**Records supplied:**
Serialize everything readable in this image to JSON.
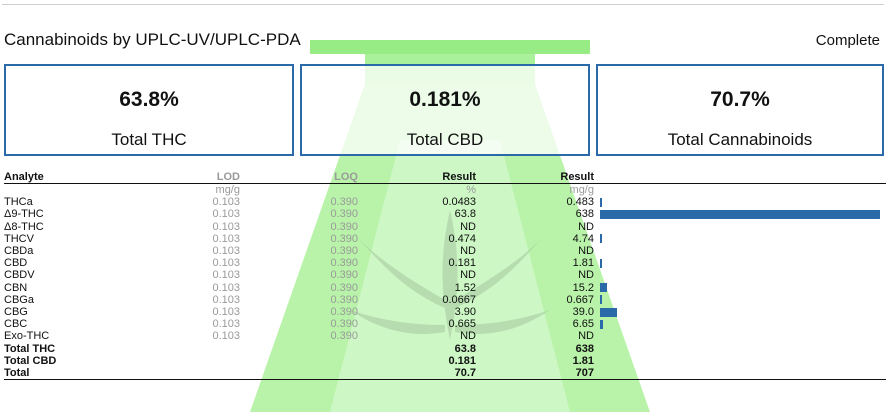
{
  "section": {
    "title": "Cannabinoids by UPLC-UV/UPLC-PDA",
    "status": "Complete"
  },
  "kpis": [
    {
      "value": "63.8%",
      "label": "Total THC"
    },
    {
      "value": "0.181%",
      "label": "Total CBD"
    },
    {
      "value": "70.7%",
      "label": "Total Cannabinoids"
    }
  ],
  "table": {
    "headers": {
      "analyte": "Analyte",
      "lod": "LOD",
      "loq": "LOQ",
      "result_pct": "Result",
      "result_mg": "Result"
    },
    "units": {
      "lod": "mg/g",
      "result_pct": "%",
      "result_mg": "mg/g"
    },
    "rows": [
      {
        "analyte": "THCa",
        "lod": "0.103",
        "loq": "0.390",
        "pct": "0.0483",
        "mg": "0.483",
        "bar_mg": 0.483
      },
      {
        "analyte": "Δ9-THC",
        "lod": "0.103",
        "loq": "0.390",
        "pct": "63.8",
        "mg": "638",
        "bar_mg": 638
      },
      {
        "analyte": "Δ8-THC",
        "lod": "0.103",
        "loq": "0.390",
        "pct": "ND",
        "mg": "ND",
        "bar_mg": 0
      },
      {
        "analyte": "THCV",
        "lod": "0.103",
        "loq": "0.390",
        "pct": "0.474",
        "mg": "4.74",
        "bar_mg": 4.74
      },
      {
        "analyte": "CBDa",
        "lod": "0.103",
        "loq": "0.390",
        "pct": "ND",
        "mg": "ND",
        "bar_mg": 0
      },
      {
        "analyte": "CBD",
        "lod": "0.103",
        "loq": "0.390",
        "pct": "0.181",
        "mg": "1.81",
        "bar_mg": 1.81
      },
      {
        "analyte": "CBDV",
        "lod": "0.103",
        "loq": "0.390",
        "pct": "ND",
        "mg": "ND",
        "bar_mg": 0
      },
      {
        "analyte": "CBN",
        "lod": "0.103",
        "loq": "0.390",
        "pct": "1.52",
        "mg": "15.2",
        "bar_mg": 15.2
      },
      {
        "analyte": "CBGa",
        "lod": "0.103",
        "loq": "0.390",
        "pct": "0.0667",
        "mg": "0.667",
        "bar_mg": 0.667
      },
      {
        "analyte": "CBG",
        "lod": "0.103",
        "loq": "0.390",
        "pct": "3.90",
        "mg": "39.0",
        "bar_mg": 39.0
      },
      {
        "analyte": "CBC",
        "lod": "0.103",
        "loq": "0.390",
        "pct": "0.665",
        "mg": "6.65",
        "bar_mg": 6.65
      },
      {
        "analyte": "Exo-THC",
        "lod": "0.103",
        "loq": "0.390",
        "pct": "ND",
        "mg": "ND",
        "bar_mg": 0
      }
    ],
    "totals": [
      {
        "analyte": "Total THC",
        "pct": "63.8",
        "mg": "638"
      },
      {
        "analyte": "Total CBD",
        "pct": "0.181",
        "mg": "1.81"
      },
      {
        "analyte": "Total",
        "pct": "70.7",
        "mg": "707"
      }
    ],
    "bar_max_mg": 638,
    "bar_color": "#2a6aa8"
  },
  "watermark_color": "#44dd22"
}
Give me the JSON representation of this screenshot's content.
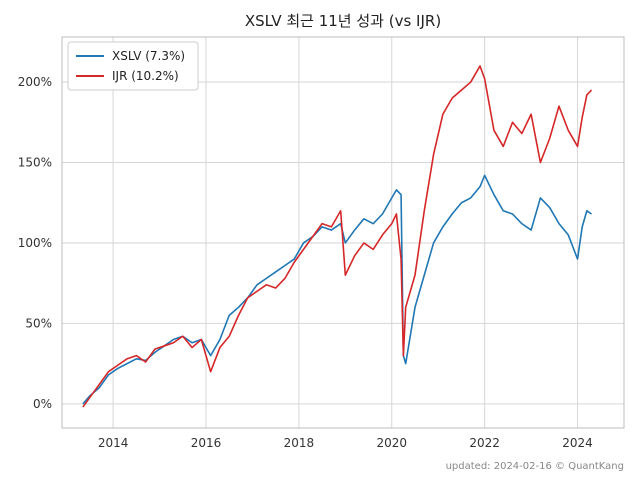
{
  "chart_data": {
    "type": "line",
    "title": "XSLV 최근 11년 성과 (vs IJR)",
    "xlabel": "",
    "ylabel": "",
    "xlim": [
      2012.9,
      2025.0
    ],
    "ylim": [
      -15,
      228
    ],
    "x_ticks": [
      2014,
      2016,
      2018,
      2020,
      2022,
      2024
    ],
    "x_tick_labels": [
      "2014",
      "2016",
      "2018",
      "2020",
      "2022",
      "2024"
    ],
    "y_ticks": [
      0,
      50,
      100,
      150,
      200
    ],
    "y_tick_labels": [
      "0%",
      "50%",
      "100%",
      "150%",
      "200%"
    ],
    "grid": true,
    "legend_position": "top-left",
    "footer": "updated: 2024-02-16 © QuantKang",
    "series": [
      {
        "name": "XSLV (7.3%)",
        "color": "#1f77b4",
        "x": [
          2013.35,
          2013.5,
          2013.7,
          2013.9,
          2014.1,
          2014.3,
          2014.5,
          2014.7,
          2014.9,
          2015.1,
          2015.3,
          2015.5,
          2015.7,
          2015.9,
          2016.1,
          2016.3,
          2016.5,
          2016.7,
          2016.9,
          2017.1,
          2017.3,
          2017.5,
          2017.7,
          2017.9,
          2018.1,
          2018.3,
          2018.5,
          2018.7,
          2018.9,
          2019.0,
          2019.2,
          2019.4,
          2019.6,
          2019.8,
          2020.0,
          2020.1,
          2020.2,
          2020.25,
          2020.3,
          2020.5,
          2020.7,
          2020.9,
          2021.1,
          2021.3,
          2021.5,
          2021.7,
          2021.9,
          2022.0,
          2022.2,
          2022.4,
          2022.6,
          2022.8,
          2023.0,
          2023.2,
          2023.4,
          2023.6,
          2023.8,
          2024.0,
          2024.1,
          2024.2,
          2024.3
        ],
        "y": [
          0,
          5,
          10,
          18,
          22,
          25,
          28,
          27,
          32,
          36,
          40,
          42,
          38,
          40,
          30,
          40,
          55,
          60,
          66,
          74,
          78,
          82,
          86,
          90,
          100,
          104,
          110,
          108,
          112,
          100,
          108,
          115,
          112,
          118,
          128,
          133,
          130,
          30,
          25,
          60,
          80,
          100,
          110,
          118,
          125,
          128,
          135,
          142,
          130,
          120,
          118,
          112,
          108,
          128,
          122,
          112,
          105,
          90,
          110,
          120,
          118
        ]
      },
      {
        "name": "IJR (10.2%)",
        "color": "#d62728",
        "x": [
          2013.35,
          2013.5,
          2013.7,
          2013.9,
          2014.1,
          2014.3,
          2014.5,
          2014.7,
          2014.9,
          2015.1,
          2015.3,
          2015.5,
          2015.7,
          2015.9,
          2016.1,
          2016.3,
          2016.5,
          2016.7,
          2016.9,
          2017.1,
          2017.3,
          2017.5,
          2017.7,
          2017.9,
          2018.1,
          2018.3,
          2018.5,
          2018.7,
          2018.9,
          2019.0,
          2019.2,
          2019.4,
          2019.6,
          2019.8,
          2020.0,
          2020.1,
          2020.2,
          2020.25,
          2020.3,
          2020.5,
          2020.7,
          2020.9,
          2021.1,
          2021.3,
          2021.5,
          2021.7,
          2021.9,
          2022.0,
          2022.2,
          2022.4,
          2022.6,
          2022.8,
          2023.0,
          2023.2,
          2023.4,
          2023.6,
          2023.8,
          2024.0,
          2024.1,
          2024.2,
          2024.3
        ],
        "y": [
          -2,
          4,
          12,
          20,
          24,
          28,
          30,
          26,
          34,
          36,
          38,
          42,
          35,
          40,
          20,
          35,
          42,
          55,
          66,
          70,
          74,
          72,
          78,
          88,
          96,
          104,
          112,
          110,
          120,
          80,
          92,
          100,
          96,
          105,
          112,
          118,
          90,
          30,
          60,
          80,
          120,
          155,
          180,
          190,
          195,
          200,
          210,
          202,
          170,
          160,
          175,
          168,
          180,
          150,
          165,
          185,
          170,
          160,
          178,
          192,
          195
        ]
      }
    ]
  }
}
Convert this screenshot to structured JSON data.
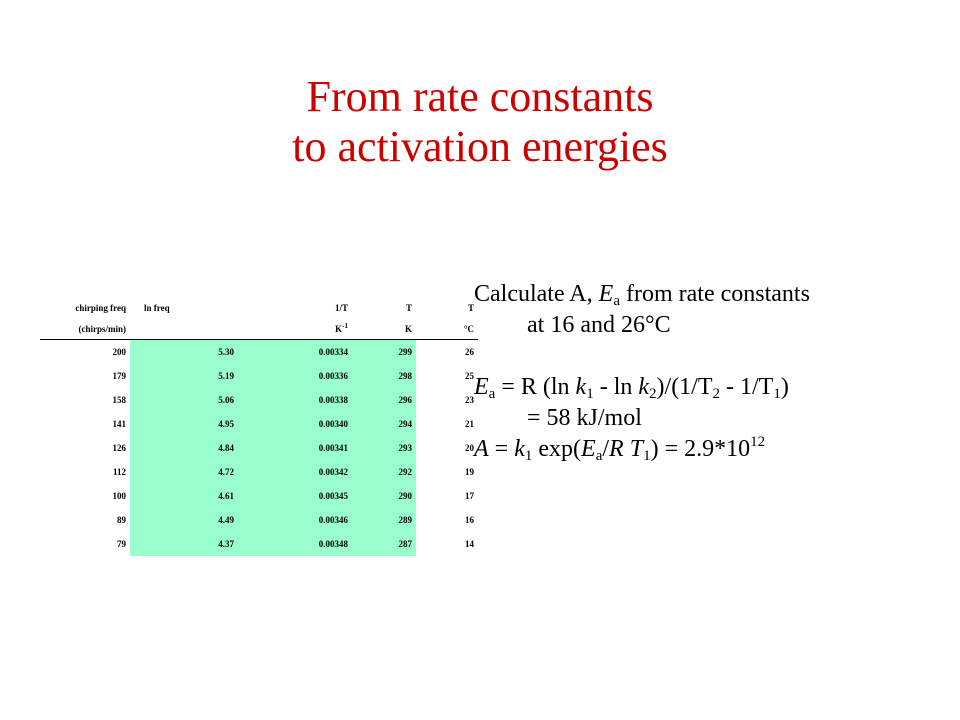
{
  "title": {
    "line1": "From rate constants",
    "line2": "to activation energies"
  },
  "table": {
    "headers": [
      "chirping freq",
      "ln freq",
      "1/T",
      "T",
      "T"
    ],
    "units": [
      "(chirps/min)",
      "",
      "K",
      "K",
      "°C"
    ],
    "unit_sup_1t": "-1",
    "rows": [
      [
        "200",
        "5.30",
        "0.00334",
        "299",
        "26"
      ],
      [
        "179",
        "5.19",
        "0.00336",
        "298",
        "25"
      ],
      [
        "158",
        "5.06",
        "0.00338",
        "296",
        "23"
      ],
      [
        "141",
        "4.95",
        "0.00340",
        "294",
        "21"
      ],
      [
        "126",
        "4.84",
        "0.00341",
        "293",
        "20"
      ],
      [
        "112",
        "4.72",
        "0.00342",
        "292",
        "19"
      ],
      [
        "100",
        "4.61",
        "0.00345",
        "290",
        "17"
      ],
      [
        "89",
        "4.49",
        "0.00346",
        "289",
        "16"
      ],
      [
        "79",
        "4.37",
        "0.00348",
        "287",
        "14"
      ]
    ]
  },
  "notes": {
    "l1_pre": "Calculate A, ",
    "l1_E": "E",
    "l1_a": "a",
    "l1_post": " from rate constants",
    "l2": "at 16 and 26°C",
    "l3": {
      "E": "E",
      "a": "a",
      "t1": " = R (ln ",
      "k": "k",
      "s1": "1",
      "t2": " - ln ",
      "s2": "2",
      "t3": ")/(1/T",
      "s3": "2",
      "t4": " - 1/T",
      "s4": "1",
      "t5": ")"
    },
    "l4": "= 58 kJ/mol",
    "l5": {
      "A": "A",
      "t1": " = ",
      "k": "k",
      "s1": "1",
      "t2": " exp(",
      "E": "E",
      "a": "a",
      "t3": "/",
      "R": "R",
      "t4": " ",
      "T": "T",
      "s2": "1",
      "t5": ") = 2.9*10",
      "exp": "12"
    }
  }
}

**Exercise instructions:** Which lines hold the word "JSON"? Copy each of them from the records.

**Complete response:**
Serialize everything readable in this image to JSON.
Give me the JSON representation of this screenshot's content.
Convert this screenshot to structured JSON data.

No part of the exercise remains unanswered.